▸ AIM
Say how many lines of the listing below contain "image", giving the number and nothing else.

((

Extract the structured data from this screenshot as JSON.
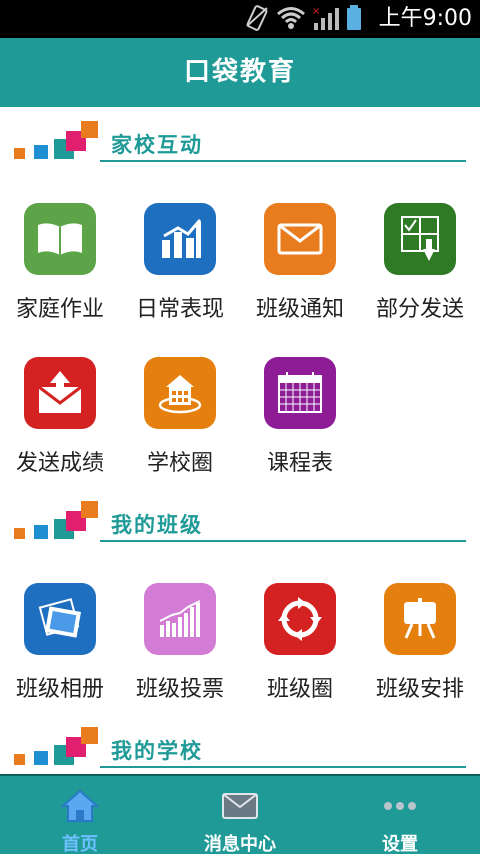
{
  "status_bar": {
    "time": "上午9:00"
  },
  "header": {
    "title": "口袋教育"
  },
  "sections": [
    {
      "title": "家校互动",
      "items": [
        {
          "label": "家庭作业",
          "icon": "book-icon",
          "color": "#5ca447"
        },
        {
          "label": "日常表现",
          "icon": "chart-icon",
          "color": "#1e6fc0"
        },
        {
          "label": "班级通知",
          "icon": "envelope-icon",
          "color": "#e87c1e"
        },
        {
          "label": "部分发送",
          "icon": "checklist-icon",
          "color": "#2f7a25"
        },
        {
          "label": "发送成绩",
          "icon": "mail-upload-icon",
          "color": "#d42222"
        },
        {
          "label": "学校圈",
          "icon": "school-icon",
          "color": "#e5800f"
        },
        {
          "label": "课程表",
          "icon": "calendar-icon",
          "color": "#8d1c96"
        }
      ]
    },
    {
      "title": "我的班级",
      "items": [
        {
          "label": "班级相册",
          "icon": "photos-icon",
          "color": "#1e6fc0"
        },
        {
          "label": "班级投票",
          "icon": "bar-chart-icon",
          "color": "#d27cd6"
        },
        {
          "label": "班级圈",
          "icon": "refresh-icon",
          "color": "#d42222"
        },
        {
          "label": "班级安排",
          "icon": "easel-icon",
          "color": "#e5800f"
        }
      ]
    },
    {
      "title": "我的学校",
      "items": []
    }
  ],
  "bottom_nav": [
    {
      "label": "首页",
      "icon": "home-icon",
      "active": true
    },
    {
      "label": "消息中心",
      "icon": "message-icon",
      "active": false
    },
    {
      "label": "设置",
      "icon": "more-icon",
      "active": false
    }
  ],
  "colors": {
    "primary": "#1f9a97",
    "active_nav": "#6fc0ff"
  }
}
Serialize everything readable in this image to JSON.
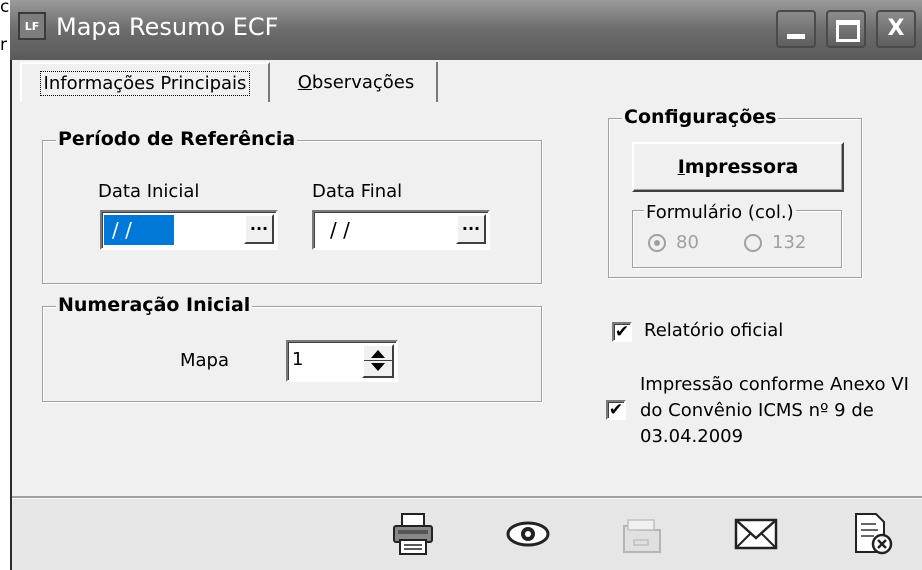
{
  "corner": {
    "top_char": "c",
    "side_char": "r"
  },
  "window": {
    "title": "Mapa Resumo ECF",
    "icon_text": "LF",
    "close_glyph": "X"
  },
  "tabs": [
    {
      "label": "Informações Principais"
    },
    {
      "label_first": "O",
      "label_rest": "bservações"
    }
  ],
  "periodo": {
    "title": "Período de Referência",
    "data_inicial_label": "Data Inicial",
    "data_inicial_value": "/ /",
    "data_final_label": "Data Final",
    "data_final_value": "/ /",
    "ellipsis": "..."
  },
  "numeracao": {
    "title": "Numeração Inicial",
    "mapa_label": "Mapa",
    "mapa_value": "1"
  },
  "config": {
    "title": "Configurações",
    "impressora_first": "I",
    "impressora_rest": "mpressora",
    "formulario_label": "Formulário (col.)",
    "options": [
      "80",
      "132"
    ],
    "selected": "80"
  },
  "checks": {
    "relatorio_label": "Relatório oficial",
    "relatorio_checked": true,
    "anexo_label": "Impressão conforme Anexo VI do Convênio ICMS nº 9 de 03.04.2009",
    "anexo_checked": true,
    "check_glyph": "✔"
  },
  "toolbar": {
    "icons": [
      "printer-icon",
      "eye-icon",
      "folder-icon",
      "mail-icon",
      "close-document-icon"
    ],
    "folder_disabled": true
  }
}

))
((

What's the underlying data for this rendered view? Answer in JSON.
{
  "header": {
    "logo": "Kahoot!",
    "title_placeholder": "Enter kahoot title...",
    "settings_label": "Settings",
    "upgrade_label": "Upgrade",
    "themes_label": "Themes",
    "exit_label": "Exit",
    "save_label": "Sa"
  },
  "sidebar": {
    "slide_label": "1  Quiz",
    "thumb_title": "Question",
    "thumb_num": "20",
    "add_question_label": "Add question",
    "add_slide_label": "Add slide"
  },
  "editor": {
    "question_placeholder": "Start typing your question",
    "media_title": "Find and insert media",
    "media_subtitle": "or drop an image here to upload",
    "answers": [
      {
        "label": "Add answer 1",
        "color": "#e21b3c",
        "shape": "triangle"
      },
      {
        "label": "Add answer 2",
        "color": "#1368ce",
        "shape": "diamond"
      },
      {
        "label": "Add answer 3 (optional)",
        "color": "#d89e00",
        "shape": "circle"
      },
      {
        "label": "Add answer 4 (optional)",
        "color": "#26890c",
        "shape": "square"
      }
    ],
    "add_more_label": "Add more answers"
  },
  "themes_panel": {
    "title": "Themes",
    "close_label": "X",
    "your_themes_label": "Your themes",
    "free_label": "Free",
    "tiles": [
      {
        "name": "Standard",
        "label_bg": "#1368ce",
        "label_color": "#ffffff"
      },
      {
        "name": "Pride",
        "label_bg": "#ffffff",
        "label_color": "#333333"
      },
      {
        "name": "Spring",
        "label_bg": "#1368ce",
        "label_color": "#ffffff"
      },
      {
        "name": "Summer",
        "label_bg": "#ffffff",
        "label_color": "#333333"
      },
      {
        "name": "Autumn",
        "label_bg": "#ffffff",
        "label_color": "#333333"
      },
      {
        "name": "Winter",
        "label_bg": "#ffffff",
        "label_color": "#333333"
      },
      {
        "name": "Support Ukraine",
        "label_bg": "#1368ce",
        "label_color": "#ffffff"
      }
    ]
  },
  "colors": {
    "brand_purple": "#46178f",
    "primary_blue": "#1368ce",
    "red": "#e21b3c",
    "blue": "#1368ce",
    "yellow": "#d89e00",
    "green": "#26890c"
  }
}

))

▸ THE REPLY
2